- [Task to carry out] Retype all material exactly. Pictures stay out of the copy.

- [Excerpted data]
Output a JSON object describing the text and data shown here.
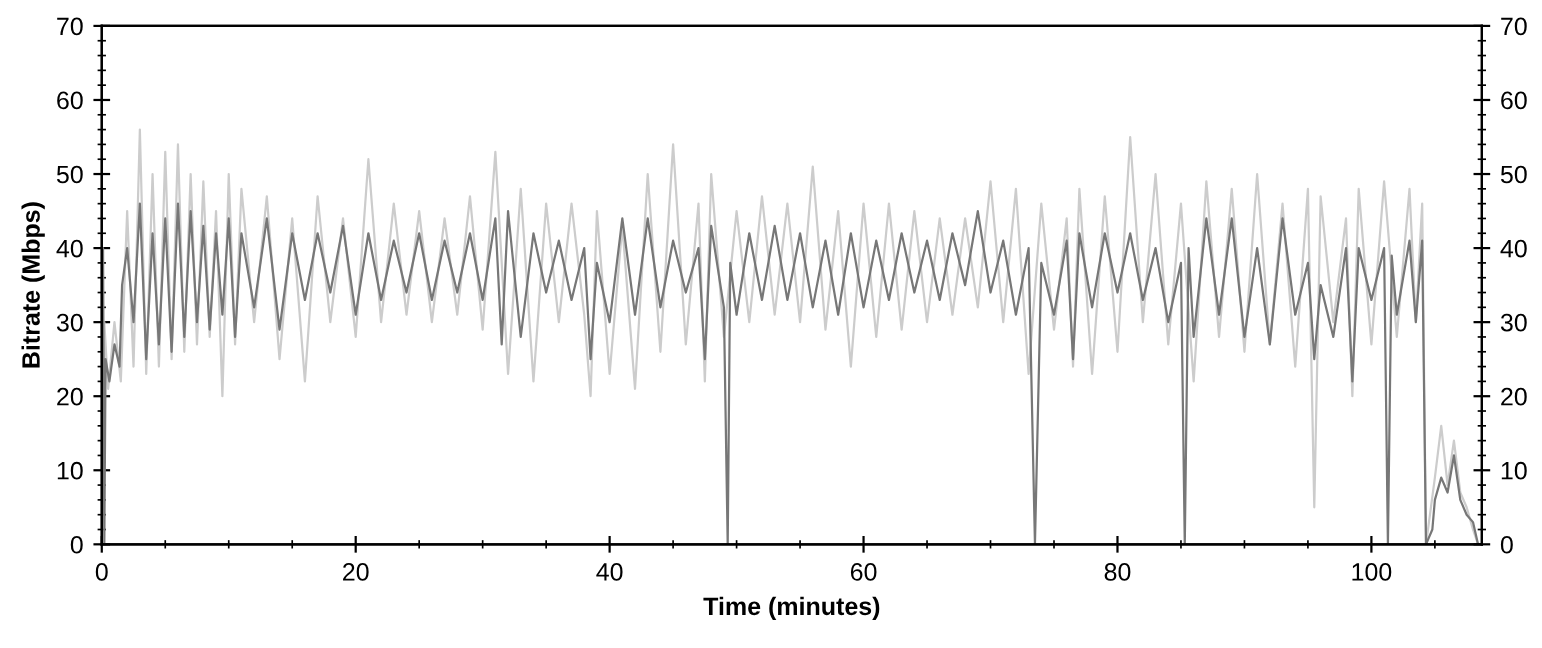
{
  "chart_data": {
    "type": "line",
    "xlabel": "Time (minutes)",
    "ylabel": "Bitrate (Mbps)",
    "xlim": [
      0,
      108.7
    ],
    "ylim": [
      0,
      70
    ],
    "xticks": [
      0,
      20,
      40,
      60,
      80,
      100
    ],
    "yticks": [
      0,
      10,
      20,
      30,
      40,
      50,
      60,
      70
    ],
    "y2lim": [
      0,
      70
    ],
    "y2ticks": [
      0,
      10,
      20,
      30,
      40,
      50,
      60,
      70
    ],
    "grid": false,
    "legend": false,
    "series": [
      {
        "color": "#cccccc",
        "x": [
          0,
          0.2,
          0.5,
          1,
          1.5,
          2,
          2.5,
          3,
          3.5,
          4,
          4.5,
          5,
          5.5,
          6,
          6.5,
          7,
          7.5,
          8,
          8.5,
          9,
          9.5,
          10,
          10.5,
          11,
          12,
          13,
          14,
          15,
          16,
          17,
          18,
          19,
          20,
          21,
          22,
          23,
          24,
          25,
          26,
          27,
          28,
          29,
          30,
          31,
          32,
          33,
          34,
          35,
          36,
          37,
          38,
          38.5,
          39,
          40,
          41,
          42,
          43,
          44,
          45,
          46,
          47,
          47.5,
          48,
          49,
          50,
          51,
          52,
          53,
          54,
          55,
          56,
          57,
          58,
          59,
          60,
          61,
          62,
          63,
          64,
          65,
          66,
          67,
          68,
          69,
          70,
          71,
          72,
          73,
          74,
          75,
          76,
          76.5,
          77,
          78,
          79,
          80,
          81,
          82,
          83,
          84,
          85,
          86,
          87,
          88,
          89,
          90,
          91,
          92,
          93,
          94,
          95,
          95.5,
          96,
          97,
          98,
          98.5,
          99,
          100,
          101,
          102,
          103,
          103.5,
          104,
          104.3,
          105,
          105.5,
          106,
          106.5,
          107,
          107.5,
          108,
          108.4
        ],
        "values": [
          0,
          30,
          21,
          30,
          22,
          45,
          24,
          56,
          23,
          50,
          24,
          53,
          25,
          54,
          26,
          50,
          27,
          49,
          28,
          45,
          20,
          50,
          27,
          48,
          30,
          47,
          25,
          44,
          22,
          47,
          30,
          44,
          28,
          52,
          30,
          46,
          31,
          45,
          30,
          44,
          31,
          47,
          29,
          53,
          23,
          48,
          22,
          46,
          30,
          46,
          31,
          20,
          45,
          23,
          43,
          21,
          50,
          26,
          54,
          27,
          46,
          22,
          50,
          28,
          45,
          30,
          47,
          31,
          46,
          30,
          51,
          29,
          45,
          24,
          46,
          28,
          46,
          29,
          45,
          30,
          44,
          31,
          44,
          32,
          49,
          30,
          48,
          23,
          46,
          29,
          44,
          24,
          48,
          23,
          47,
          26,
          55,
          30,
          50,
          27,
          46,
          22,
          49,
          28,
          48,
          26,
          50,
          27,
          46,
          24,
          48,
          5,
          47,
          30,
          44,
          20,
          48,
          27,
          49,
          28,
          48,
          30,
          46,
          0,
          9,
          16,
          8,
          14,
          7,
          5,
          2,
          0
        ]
      },
      {
        "color": "#777777",
        "x": [
          0,
          0.1,
          0.2,
          0.3,
          0.6,
          1.0,
          1.4,
          1.6,
          2.0,
          2.5,
          3.0,
          3.5,
          4.0,
          4.5,
          5.0,
          5.5,
          6.0,
          6.5,
          7.0,
          7.5,
          8.0,
          8.5,
          9.0,
          9.5,
          10.0,
          10.5,
          11.0,
          12,
          13,
          14,
          15,
          16,
          17,
          18,
          19,
          20,
          21,
          22,
          23,
          24,
          25,
          26,
          27,
          28,
          29,
          30,
          31,
          31.5,
          32,
          33,
          34,
          35,
          36,
          37,
          38,
          38.5,
          39,
          40,
          41,
          42,
          43,
          44,
          45,
          46,
          47,
          47.5,
          48,
          49,
          49.3,
          49.5,
          50,
          51,
          52,
          53,
          54,
          55,
          56,
          57,
          58,
          59,
          60,
          61,
          62,
          63,
          64,
          65,
          66,
          67,
          68,
          69,
          70,
          71,
          72,
          73,
          73.5,
          74,
          75,
          76,
          76.5,
          77,
          78,
          79,
          80,
          81,
          82,
          83,
          84,
          85,
          85.3,
          85.6,
          86,
          87,
          88,
          89,
          90,
          91,
          92,
          93,
          94,
          95,
          95.5,
          96,
          97,
          98,
          98.5,
          99,
          100,
          101,
          101.3,
          101.6,
          102,
          103,
          103.5,
          104,
          104.3,
          104.8,
          105,
          105.5,
          106,
          106.5,
          107,
          107.5,
          108,
          108.4
        ],
        "values": [
          0,
          40,
          0,
          25,
          22,
          27,
          24,
          35,
          40,
          30,
          46,
          25,
          42,
          27,
          44,
          26,
          46,
          28,
          45,
          30,
          43,
          29,
          42,
          31,
          44,
          28,
          42,
          32,
          44,
          29,
          42,
          33,
          42,
          34,
          43,
          31,
          42,
          33,
          41,
          34,
          42,
          33,
          41,
          34,
          42,
          33,
          44,
          27,
          45,
          28,
          42,
          34,
          41,
          33,
          40,
          25,
          38,
          30,
          44,
          31,
          44,
          32,
          41,
          34,
          40,
          25,
          43,
          32,
          0,
          38,
          31,
          42,
          33,
          43,
          33,
          42,
          32,
          41,
          31,
          42,
          32,
          41,
          33,
          42,
          34,
          41,
          33,
          42,
          35,
          45,
          34,
          41,
          31,
          40,
          0,
          38,
          31,
          41,
          25,
          42,
          32,
          42,
          34,
          42,
          33,
          40,
          30,
          38,
          0,
          40,
          28,
          44,
          31,
          44,
          28,
          40,
          27,
          44,
          31,
          38,
          25,
          35,
          28,
          40,
          22,
          40,
          33,
          40,
          0,
          39,
          31,
          41,
          30,
          41,
          0,
          2,
          6,
          9,
          7,
          12,
          6,
          4,
          3,
          0
        ]
      }
    ]
  }
}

- [Task output]
Output a JSON object describing the text and data shown here.
{
  "chart_data": {
    "type": "line",
    "xlabel": "Time (minutes)",
    "ylabel": "Bitrate (Mbps)",
    "xlim": [
      0,
      108.7
    ],
    "ylim": [
      0,
      70
    ],
    "xticks": [
      0,
      20,
      40,
      60,
      80,
      100
    ],
    "yticks": [
      0,
      10,
      20,
      30,
      40,
      50,
      60,
      70
    ],
    "y2lim": [
      0,
      70
    ],
    "y2ticks": [
      0,
      10,
      20,
      30,
      40,
      50,
      60,
      70
    ],
    "grid": false,
    "legend": false,
    "series": [
      {
        "color": "#cccccc",
        "x": [
          0,
          0.2,
          0.5,
          1,
          1.5,
          2,
          2.5,
          3,
          3.5,
          4,
          4.5,
          5,
          5.5,
          6,
          6.5,
          7,
          7.5,
          8,
          8.5,
          9,
          9.5,
          10,
          10.5,
          11,
          12,
          13,
          14,
          15,
          16,
          17,
          18,
          19,
          20,
          21,
          22,
          23,
          24,
          25,
          26,
          27,
          28,
          29,
          30,
          31,
          32,
          33,
          34,
          35,
          36,
          37,
          38,
          38.5,
          39,
          40,
          41,
          42,
          43,
          44,
          45,
          46,
          47,
          47.5,
          48,
          49,
          50,
          51,
          52,
          53,
          54,
          55,
          56,
          57,
          58,
          59,
          60,
          61,
          62,
          63,
          64,
          65,
          66,
          67,
          68,
          69,
          70,
          71,
          72,
          73,
          74,
          75,
          76,
          76.5,
          77,
          78,
          79,
          80,
          81,
          82,
          83,
          84,
          85,
          86,
          87,
          88,
          89,
          90,
          91,
          92,
          93,
          94,
          95,
          95.5,
          96,
          97,
          98,
          98.5,
          99,
          100,
          101,
          102,
          103,
          103.5,
          104,
          104.3,
          105,
          105.5,
          106,
          106.5,
          107,
          107.5,
          108,
          108.4
        ],
        "values": [
          0,
          30,
          21,
          30,
          22,
          45,
          24,
          56,
          23,
          50,
          24,
          53,
          25,
          54,
          26,
          50,
          27,
          49,
          28,
          45,
          20,
          50,
          27,
          48,
          30,
          47,
          25,
          44,
          22,
          47,
          30,
          44,
          28,
          52,
          30,
          46,
          31,
          45,
          30,
          44,
          31,
          47,
          29,
          53,
          23,
          48,
          22,
          46,
          30,
          46,
          31,
          20,
          45,
          23,
          43,
          21,
          50,
          26,
          54,
          27,
          46,
          22,
          50,
          28,
          45,
          30,
          47,
          31,
          46,
          30,
          51,
          29,
          45,
          24,
          46,
          28,
          46,
          29,
          45,
          30,
          44,
          31,
          44,
          32,
          49,
          30,
          48,
          23,
          46,
          29,
          44,
          24,
          48,
          23,
          47,
          26,
          55,
          30,
          50,
          27,
          46,
          22,
          49,
          28,
          48,
          26,
          50,
          27,
          46,
          24,
          48,
          5,
          47,
          30,
          44,
          20,
          48,
          27,
          49,
          28,
          48,
          30,
          46,
          0,
          9,
          16,
          8,
          14,
          7,
          5,
          2,
          0
        ]
      },
      {
        "color": "#777777",
        "x": [
          0,
          0.1,
          0.2,
          0.3,
          0.6,
          1.0,
          1.4,
          1.6,
          2.0,
          2.5,
          3.0,
          3.5,
          4.0,
          4.5,
          5.0,
          5.5,
          6.0,
          6.5,
          7.0,
          7.5,
          8.0,
          8.5,
          9.0,
          9.5,
          10.0,
          10.5,
          11.0,
          12,
          13,
          14,
          15,
          16,
          17,
          18,
          19,
          20,
          21,
          22,
          23,
          24,
          25,
          26,
          27,
          28,
          29,
          30,
          31,
          31.5,
          32,
          33,
          34,
          35,
          36,
          37,
          38,
          38.5,
          39,
          40,
          41,
          42,
          43,
          44,
          45,
          46,
          47,
          47.5,
          48,
          49,
          49.3,
          49.5,
          50,
          51,
          52,
          53,
          54,
          55,
          56,
          57,
          58,
          59,
          60,
          61,
          62,
          63,
          64,
          65,
          66,
          67,
          68,
          69,
          70,
          71,
          72,
          73,
          73.5,
          74,
          75,
          76,
          76.5,
          77,
          78,
          79,
          80,
          81,
          82,
          83,
          84,
          85,
          85.3,
          85.6,
          86,
          87,
          88,
          89,
          90,
          91,
          92,
          93,
          94,
          95,
          95.5,
          96,
          97,
          98,
          98.5,
          99,
          100,
          101,
          101.3,
          101.6,
          102,
          103,
          103.5,
          104,
          104.3,
          104.8,
          105,
          105.5,
          106,
          106.5,
          107,
          107.5,
          108,
          108.4
        ],
        "values": [
          0,
          40,
          0,
          25,
          22,
          27,
          24,
          35,
          40,
          30,
          46,
          25,
          42,
          27,
          44,
          26,
          46,
          28,
          45,
          30,
          43,
          29,
          42,
          31,
          44,
          28,
          42,
          32,
          44,
          29,
          42,
          33,
          42,
          34,
          43,
          31,
          42,
          33,
          41,
          34,
          42,
          33,
          41,
          34,
          42,
          33,
          44,
          27,
          45,
          28,
          42,
          34,
          41,
          33,
          40,
          25,
          38,
          30,
          44,
          31,
          44,
          32,
          41,
          34,
          40,
          25,
          43,
          32,
          0,
          38,
          31,
          42,
          33,
          43,
          33,
          42,
          32,
          41,
          31,
          42,
          32,
          41,
          33,
          42,
          34,
          41,
          33,
          42,
          35,
          45,
          34,
          41,
          31,
          40,
          0,
          38,
          31,
          41,
          25,
          42,
          32,
          42,
          34,
          42,
          33,
          40,
          30,
          38,
          0,
          40,
          28,
          44,
          31,
          44,
          28,
          40,
          27,
          44,
          31,
          38,
          25,
          35,
          28,
          40,
          22,
          40,
          33,
          40,
          0,
          39,
          31,
          41,
          30,
          41,
          0,
          2,
          6,
          9,
          7,
          12,
          6,
          4,
          3,
          0
        ]
      }
    ]
  }
}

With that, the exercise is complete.